◆ EXERCISE AIM
Which of the lines below contain the string "version"? Show each such line in full, counting only matches with the same capitalization.

◆ DATA EXCERPTS
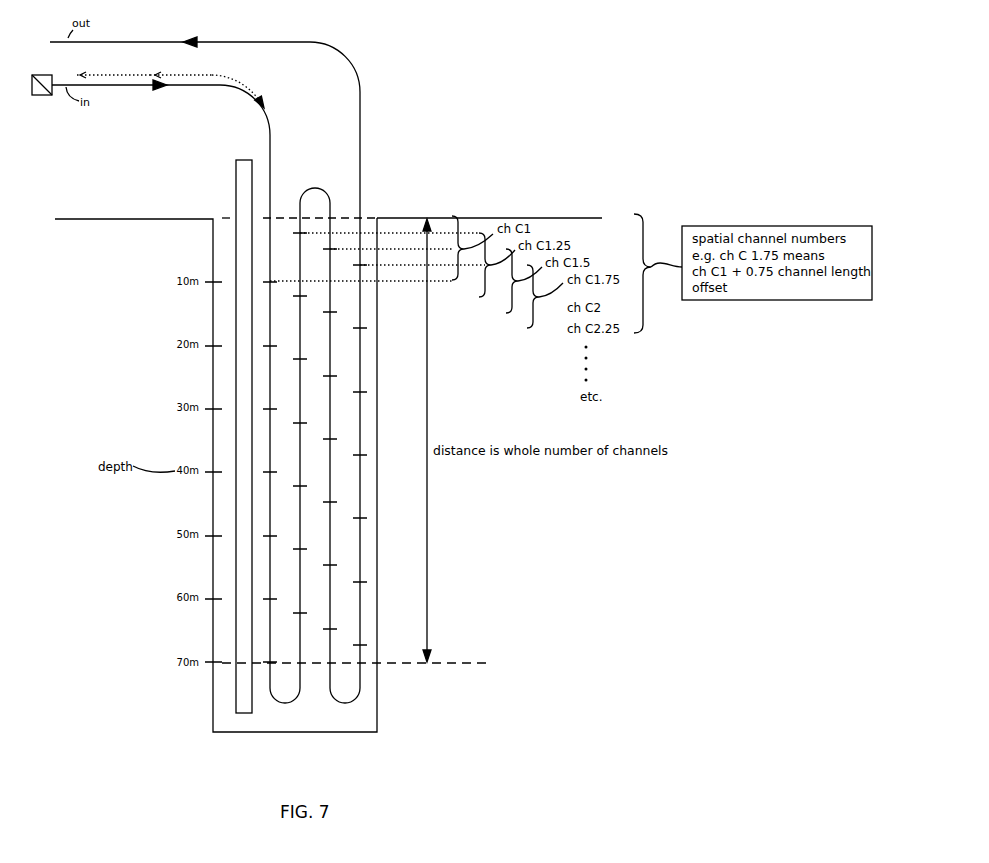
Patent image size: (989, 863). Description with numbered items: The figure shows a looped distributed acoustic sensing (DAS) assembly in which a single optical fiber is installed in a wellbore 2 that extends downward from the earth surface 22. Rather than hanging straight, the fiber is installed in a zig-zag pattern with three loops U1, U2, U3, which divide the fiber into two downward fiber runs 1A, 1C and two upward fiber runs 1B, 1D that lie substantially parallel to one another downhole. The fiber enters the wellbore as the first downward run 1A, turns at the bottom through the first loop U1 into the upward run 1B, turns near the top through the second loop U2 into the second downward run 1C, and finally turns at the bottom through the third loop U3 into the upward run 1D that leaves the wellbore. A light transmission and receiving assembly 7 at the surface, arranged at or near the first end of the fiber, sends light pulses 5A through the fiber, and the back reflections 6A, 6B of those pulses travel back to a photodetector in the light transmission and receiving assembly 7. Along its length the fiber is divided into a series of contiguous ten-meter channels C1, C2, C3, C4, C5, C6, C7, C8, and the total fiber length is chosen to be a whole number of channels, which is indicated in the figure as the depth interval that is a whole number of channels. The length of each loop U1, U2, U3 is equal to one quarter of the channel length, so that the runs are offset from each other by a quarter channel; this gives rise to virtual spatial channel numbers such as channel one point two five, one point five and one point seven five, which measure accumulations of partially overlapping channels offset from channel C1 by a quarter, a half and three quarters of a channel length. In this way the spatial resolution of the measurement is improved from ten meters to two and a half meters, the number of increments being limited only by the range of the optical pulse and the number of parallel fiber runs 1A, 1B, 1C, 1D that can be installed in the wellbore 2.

The light transmission and receiving assembly 7 is at (45, 96).
The back reflection 6A is at (107, 73).
The back reflection 6B is at (185, 73).
The light pulse 5A is at (257, 103).
The downward fiber run 1A is at (267, 133).
The upward fiber run 1B is at (299, 211).
The downward fiber run 1C is at (332, 199).
The upward fiber run 1D is at (361, 170).
The earth surface 22 is at (233, 178).
The wellbore 2 is at (221, 211).
The loop U1 is at (287, 703).
The loop U2 is at (316, 187).
The loop U3 is at (350, 703).
The channel C1 is at (270, 249).
The channel C2 is at (270, 312).
The channel C3 is at (270, 375).
The channel C4 is at (270, 438).
The channel C5 is at (270, 503).
The channel C6 is at (270, 568).
The channel C7 is at (270, 631).
The channel C8 is at (270, 684).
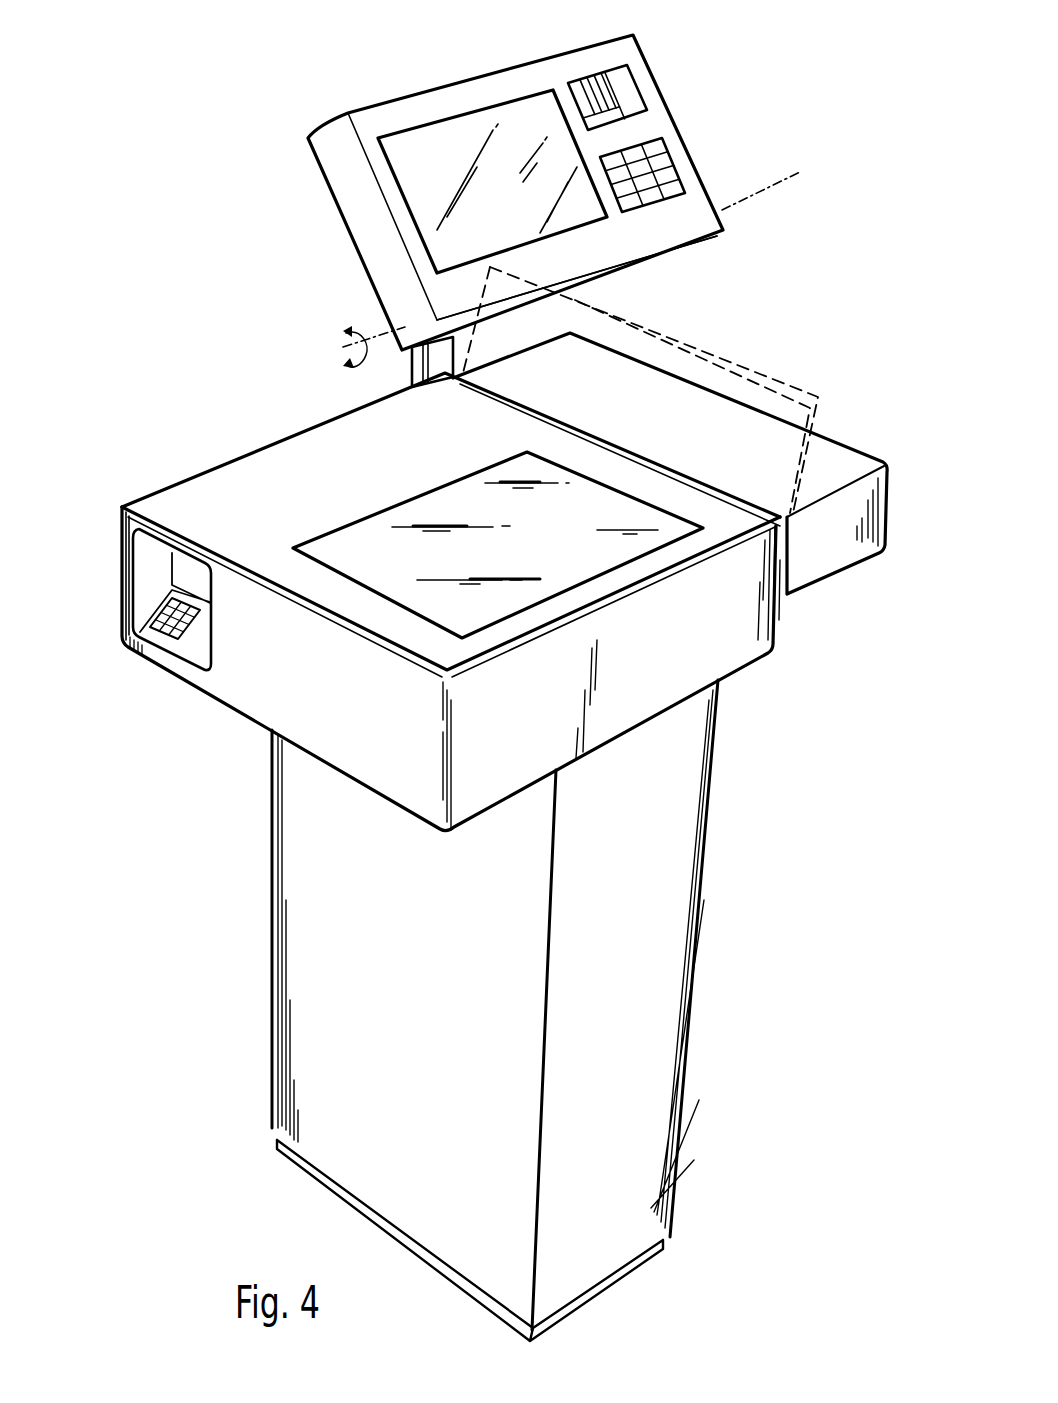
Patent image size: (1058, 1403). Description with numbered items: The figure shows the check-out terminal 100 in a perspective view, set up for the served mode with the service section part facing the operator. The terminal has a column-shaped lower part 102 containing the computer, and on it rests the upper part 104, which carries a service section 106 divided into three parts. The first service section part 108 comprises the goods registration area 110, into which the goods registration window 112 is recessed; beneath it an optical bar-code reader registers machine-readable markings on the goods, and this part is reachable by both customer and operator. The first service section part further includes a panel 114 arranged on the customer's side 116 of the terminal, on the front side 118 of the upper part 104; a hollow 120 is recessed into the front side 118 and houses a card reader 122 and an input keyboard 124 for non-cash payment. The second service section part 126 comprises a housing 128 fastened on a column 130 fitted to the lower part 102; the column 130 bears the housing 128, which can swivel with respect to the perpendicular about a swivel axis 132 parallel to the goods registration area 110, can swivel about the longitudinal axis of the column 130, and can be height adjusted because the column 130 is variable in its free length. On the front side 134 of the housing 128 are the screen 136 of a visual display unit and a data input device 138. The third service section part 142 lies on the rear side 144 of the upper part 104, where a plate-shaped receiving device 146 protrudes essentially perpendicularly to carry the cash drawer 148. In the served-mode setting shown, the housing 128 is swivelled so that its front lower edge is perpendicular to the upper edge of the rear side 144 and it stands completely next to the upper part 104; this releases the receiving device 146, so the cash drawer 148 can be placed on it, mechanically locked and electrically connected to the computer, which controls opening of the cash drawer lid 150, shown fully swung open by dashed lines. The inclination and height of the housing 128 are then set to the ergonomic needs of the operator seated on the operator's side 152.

The check-out terminal 100 is at (252, 160).
The lower part 102 is at (432, 987).
The upper part 104 is at (681, 650).
The service section 106 is at (265, 438).
The first service section part 108 is at (227, 500).
The goods registration area 110 is at (338, 497).
The goods registration window 112 is at (452, 500).
The panel 114 is at (147, 682).
The customer's side 116 is at (256, 1052).
The front side 118 is at (370, 721).
The hollow 120 is at (133, 550).
The card reader 122 is at (185, 578).
The input keyboard 124 is at (185, 635).
The second service section part 126 is at (712, 168).
The housing 128 is at (678, 128).
The column 130 is at (408, 385).
The swivel axis 132 is at (383, 338).
The front side of the housing 134 is at (627, 52).
The screen 136 is at (407, 160).
The data input device 138 is at (657, 190).
The third service section part 142 is at (863, 386).
The rear side 144 is at (778, 628).
The receiving device 146 is at (863, 557).
The cash drawer 148 is at (845, 555).
The cash drawer lid 150 is at (709, 357).
The operator's side 152 is at (700, 1072).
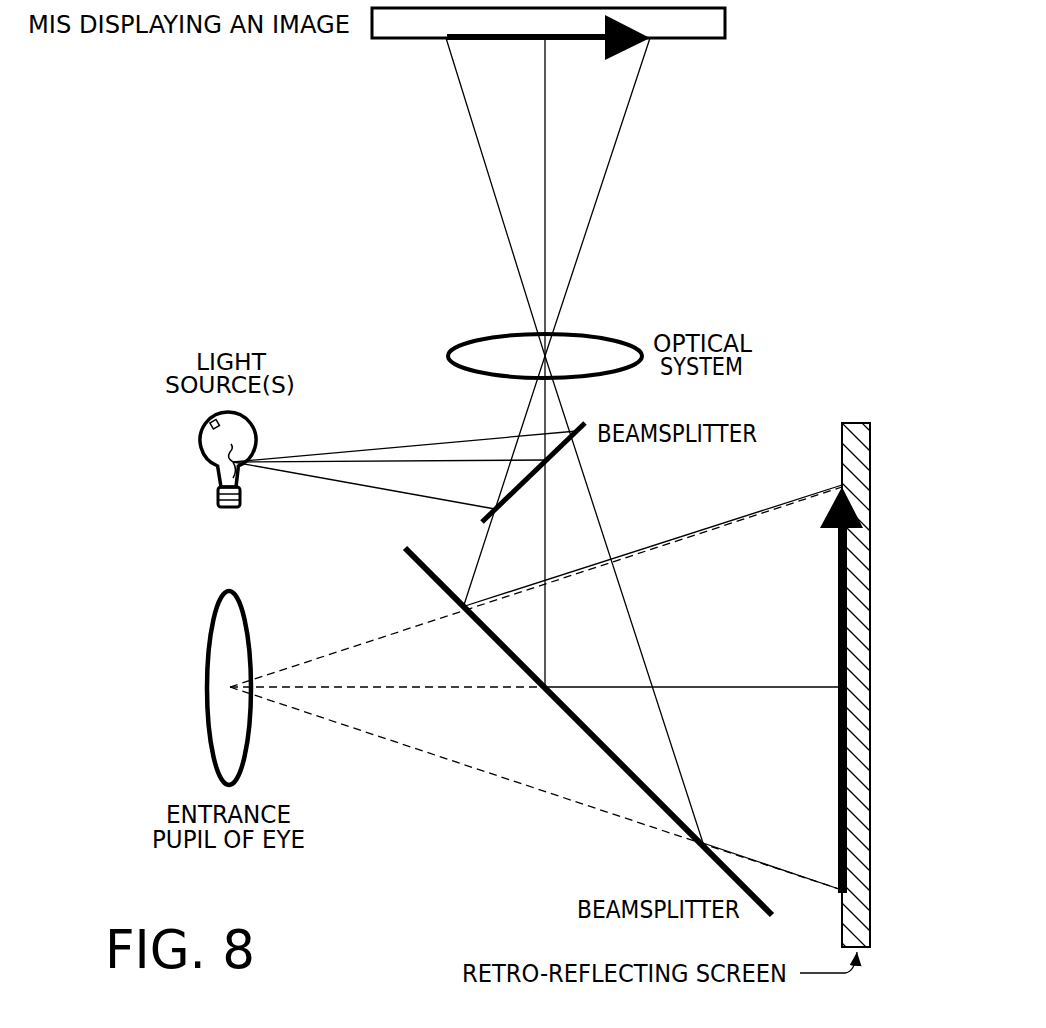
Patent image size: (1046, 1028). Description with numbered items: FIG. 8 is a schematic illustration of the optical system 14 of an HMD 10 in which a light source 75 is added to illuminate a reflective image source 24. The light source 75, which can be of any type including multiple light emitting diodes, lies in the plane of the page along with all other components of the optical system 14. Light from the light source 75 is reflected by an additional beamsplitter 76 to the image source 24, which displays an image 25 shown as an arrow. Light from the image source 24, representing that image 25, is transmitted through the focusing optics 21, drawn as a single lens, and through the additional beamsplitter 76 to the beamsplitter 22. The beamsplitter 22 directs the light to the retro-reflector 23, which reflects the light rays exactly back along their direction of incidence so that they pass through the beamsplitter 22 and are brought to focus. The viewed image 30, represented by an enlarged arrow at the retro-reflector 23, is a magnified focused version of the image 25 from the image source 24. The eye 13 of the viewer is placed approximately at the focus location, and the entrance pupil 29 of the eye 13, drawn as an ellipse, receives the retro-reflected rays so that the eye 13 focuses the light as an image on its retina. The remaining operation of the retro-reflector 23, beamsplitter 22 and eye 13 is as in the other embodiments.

◆ EXERCISE RESULT
Patent image size: (1046, 1028). Description with numbered items: FIG. 8 is a schematic illustration of the optical system 14 of an HMD 10 in which a light source 75 is added to illuminate a reflective image source 24. The light source 75, which can be of any type including multiple light emitting diodes, lies in the plane of the page along with all other components of the optical system 14. Light from the light source 75 is reflected by an additional beamsplitter 76 to the image source 24, which displays an image 25 shown as an arrow. Light from the image source 24, representing that image 25, is transmitted through the focusing optics 21, drawn as a single lens, and through the additional beamsplitter 76 to the beamsplitter 22. The beamsplitter 22 directs the light to the retro-reflector 23, which reflects the light rays exactly back along their direction of incidence so that they pass through the beamsplitter 22 and are brought to focus. The viewed image 30, represented by an enlarged arrow at the retro-reflector 23, is a magnified focused version of the image 25 from the image source 24. The eye 13 of the viewer is placed approximately at the focus location, and the entrance pupil 29 of the eye 13, drawn as an ellipse, receives the retro-reflected rays so that the eye 13 focuses the light as an image on its retina. The remaining operation of the retro-reflector 23, beamsplitter 22 and eye 13 is as in the other embodiments.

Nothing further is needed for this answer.